* start RECORDS FOR THE EXERCISE *

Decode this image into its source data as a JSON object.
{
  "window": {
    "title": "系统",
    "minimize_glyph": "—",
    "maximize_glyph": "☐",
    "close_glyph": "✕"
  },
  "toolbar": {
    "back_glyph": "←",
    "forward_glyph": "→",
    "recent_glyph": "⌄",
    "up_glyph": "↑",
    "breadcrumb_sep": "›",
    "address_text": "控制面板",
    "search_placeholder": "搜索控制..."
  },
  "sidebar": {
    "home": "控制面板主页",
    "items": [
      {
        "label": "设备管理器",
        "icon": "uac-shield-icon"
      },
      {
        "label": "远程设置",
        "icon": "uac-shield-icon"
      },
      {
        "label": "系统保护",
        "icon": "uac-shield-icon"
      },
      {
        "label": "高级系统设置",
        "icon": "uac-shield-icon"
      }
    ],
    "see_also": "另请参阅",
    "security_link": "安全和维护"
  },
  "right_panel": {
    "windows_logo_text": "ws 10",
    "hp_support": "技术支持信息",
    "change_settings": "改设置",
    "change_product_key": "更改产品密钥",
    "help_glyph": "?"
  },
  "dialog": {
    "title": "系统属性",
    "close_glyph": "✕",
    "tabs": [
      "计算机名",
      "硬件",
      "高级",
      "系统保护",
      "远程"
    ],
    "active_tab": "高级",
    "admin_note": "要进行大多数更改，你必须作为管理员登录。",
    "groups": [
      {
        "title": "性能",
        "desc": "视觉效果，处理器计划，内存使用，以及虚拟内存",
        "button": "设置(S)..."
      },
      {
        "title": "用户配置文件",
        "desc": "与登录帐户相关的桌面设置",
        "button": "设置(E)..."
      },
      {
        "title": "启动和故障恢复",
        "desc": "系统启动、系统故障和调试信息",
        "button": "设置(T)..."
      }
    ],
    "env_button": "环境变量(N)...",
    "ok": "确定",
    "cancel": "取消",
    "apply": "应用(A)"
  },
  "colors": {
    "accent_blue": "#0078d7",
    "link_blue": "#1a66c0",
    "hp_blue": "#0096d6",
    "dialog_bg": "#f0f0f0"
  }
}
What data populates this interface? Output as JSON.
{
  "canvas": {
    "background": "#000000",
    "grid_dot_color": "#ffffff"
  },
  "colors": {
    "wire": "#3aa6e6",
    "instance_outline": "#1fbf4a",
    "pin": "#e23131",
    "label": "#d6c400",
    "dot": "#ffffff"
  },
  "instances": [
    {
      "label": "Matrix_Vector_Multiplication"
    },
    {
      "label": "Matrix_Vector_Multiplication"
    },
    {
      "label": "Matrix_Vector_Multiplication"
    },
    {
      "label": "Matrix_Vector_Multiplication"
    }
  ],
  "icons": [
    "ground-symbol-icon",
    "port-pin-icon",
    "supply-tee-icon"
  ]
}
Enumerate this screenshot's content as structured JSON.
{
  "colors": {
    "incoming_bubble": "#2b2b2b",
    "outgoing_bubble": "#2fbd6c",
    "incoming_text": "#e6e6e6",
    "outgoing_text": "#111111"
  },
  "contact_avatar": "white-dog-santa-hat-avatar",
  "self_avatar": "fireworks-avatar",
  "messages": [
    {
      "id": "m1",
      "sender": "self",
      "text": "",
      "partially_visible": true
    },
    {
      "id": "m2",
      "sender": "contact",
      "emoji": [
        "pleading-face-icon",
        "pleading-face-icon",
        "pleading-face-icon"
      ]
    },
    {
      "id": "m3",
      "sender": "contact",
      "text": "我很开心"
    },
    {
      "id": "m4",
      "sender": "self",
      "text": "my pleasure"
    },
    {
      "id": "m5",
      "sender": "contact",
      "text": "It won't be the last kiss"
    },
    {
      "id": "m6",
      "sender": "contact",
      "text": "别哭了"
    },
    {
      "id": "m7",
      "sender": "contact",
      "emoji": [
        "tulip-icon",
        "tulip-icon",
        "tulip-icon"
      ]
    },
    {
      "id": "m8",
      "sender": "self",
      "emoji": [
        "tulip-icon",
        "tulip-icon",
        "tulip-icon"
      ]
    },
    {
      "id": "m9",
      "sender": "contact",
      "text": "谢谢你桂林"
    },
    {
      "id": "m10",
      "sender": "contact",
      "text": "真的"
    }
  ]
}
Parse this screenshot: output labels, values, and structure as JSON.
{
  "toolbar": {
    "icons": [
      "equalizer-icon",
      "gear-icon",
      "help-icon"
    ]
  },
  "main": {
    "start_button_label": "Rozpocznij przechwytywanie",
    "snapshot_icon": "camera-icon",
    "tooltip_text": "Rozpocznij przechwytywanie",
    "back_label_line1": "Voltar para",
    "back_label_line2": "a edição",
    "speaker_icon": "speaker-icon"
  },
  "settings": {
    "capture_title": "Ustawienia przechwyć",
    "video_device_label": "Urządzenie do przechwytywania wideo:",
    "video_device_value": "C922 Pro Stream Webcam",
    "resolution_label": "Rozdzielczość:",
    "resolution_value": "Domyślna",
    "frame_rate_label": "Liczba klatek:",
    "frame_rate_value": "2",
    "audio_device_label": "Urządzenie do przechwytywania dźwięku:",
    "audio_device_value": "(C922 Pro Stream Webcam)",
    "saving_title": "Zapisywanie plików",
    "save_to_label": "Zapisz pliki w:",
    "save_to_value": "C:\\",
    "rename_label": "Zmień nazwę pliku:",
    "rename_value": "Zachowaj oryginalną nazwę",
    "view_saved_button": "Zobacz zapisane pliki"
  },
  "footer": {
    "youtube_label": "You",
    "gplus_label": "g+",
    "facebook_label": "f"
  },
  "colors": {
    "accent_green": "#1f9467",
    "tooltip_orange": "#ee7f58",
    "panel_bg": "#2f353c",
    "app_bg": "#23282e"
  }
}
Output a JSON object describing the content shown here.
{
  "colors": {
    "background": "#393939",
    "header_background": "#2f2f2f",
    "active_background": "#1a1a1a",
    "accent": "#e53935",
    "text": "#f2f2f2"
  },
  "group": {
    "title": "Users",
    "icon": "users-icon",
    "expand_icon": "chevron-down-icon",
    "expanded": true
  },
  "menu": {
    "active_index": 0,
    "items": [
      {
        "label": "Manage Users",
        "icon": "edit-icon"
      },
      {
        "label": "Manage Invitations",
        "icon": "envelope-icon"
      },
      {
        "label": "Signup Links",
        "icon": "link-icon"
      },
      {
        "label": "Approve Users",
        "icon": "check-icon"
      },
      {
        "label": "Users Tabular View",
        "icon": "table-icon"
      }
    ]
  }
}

* end RECORDS FOR THE EXERCISE *

• [BRIEF]:
Reproduce each entry word for word.

• [ANSWER TO THIS EXERCISE]:
Decode this image into its source data as a JSON object.
{
  "window": {
    "title": "系统",
    "minimize_glyph": "—",
    "maximize_glyph": "☐",
    "close_glyph": "✕"
  },
  "toolbar": {
    "back_glyph": "←",
    "forward_glyph": "→",
    "recent_glyph": "⌄",
    "up_glyph": "↑",
    "breadcrumb_sep": "›",
    "address_text": "控制面板",
    "search_placeholder": "搜索控制..."
  },
  "sidebar": {
    "home": "控制面板主页",
    "items": [
      {
        "label": "设备管理器",
        "icon": "uac-shield-icon"
      },
      {
        "label": "远程设置",
        "icon": "uac-shield-icon"
      },
      {
        "label": "系统保护",
        "icon": "uac-shield-icon"
      },
      {
        "label": "高级系统设置",
        "icon": "uac-shield-icon"
      }
    ],
    "see_also": "另请参阅",
    "security_link": "安全和维护"
  },
  "right_panel": {
    "windows_logo_text": "ws 10",
    "hp_support": "技术支持信息",
    "change_settings": "改设置",
    "change_product_key": "更改产品密钥",
    "help_glyph": "?"
  },
  "dialog": {
    "title": "系统属性",
    "close_glyph": "✕",
    "tabs": [
      "计算机名",
      "硬件",
      "高级",
      "系统保护",
      "远程"
    ],
    "active_tab": "高级",
    "admin_note": "要进行大多数更改，你必须作为管理员登录。",
    "groups": [
      {
        "title": "性能",
        "desc": "视觉效果，处理器计划，内存使用，以及虚拟内存",
        "button": "设置(S)..."
      },
      {
        "title": "用户配置文件",
        "desc": "与登录帐户相关的桌面设置",
        "button": "设置(E)..."
      },
      {
        "title": "启动和故障恢复",
        "desc": "系统启动、系统故障和调试信息",
        "button": "设置(T)..."
      }
    ],
    "env_button": "环境变量(N)...",
    "ok": "确定",
    "cancel": "取消",
    "apply": "应用(A)"
  },
  "colors": {
    "accent_blue": "#0078d7",
    "link_blue": "#1a66c0",
    "hp_blue": "#0096d6",
    "dialog_bg": "#f0f0f0"
  }
}
What data populates this interface? Output as JSON.
{
  "canvas": {
    "background": "#000000",
    "grid_dot_color": "#ffffff"
  },
  "colors": {
    "wire": "#3aa6e6",
    "instance_outline": "#1fbf4a",
    "pin": "#e23131",
    "label": "#d6c400",
    "dot": "#ffffff"
  },
  "instances": [
    {
      "label": "Matrix_Vector_Multiplication"
    },
    {
      "label": "Matrix_Vector_Multiplication"
    },
    {
      "label": "Matrix_Vector_Multiplication"
    },
    {
      "label": "Matrix_Vector_Multiplication"
    }
  ],
  "icons": [
    "ground-symbol-icon",
    "port-pin-icon",
    "supply-tee-icon"
  ]
}
Enumerate this screenshot's content as structured JSON.
{
  "colors": {
    "incoming_bubble": "#2b2b2b",
    "outgoing_bubble": "#2fbd6c",
    "incoming_text": "#e6e6e6",
    "outgoing_text": "#111111"
  },
  "contact_avatar": "white-dog-santa-hat-avatar",
  "self_avatar": "fireworks-avatar",
  "messages": [
    {
      "id": "m1",
      "sender": "self",
      "text": "",
      "partially_visible": true
    },
    {
      "id": "m2",
      "sender": "contact",
      "emoji": [
        "pleading-face-icon",
        "pleading-face-icon",
        "pleading-face-icon"
      ]
    },
    {
      "id": "m3",
      "sender": "contact",
      "text": "我很开心"
    },
    {
      "id": "m4",
      "sender": "self",
      "text": "my pleasure"
    },
    {
      "id": "m5",
      "sender": "contact",
      "text": "It won't be the last kiss"
    },
    {
      "id": "m6",
      "sender": "contact",
      "text": "别哭了"
    },
    {
      "id": "m7",
      "sender": "contact",
      "emoji": [
        "tulip-icon",
        "tulip-icon",
        "tulip-icon"
      ]
    },
    {
      "id": "m8",
      "sender": "self",
      "emoji": [
        "tulip-icon",
        "tulip-icon",
        "tulip-icon"
      ]
    },
    {
      "id": "m9",
      "sender": "contact",
      "text": "谢谢你桂林"
    },
    {
      "id": "m10",
      "sender": "contact",
      "text": "真的"
    }
  ]
}
Parse this screenshot: output labels, values, and structure as JSON.
{
  "toolbar": {
    "icons": [
      "equalizer-icon",
      "gear-icon",
      "help-icon"
    ]
  },
  "main": {
    "start_button_label": "Rozpocznij przechwytywanie",
    "snapshot_icon": "camera-icon",
    "tooltip_text": "Rozpocznij przechwytywanie",
    "back_label_line1": "Voltar para",
    "back_label_line2": "a edição",
    "speaker_icon": "speaker-icon"
  },
  "settings": {
    "capture_title": "Ustawienia przechwyć",
    "video_device_label": "Urządzenie do przechwytywania wideo:",
    "video_device_value": "C922 Pro Stream Webcam",
    "resolution_label": "Rozdzielczość:",
    "resolution_value": "Domyślna",
    "frame_rate_label": "Liczba klatek:",
    "frame_rate_value": "2",
    "audio_device_label": "Urządzenie do przechwytywania dźwięku:",
    "audio_device_value": "(C922 Pro Stream Webcam)",
    "saving_title": "Zapisywanie plików",
    "save_to_label": "Zapisz pliki w:",
    "save_to_value": "C:\\",
    "rename_label": "Zmień nazwę pliku:",
    "rename_value": "Zachowaj oryginalną nazwę",
    "view_saved_button": "Zobacz zapisane pliki"
  },
  "footer": {
    "youtube_label": "You",
    "gplus_label": "g+",
    "facebook_label": "f"
  },
  "colors": {
    "accent_green": "#1f9467",
    "tooltip_orange": "#ee7f58",
    "panel_bg": "#2f353c",
    "app_bg": "#23282e"
  }
}
Output a JSON object describing the content shown here.
{
  "colors": {
    "background": "#393939",
    "header_background": "#2f2f2f",
    "active_background": "#1a1a1a",
    "accent": "#e53935",
    "text": "#f2f2f2"
  },
  "group": {
    "title": "Users",
    "icon": "users-icon",
    "expand_icon": "chevron-down-icon",
    "expanded": true
  },
  "menu": {
    "active_index": 0,
    "items": [
      {
        "label": "Manage Users",
        "icon": "edit-icon"
      },
      {
        "label": "Manage Invitations",
        "icon": "envelope-icon"
      },
      {
        "label": "Signup Links",
        "icon": "link-icon"
      },
      {
        "label": "Approve Users",
        "icon": "check-icon"
      },
      {
        "label": "Users Tabular View",
        "icon": "table-icon"
      }
    ]
  }
}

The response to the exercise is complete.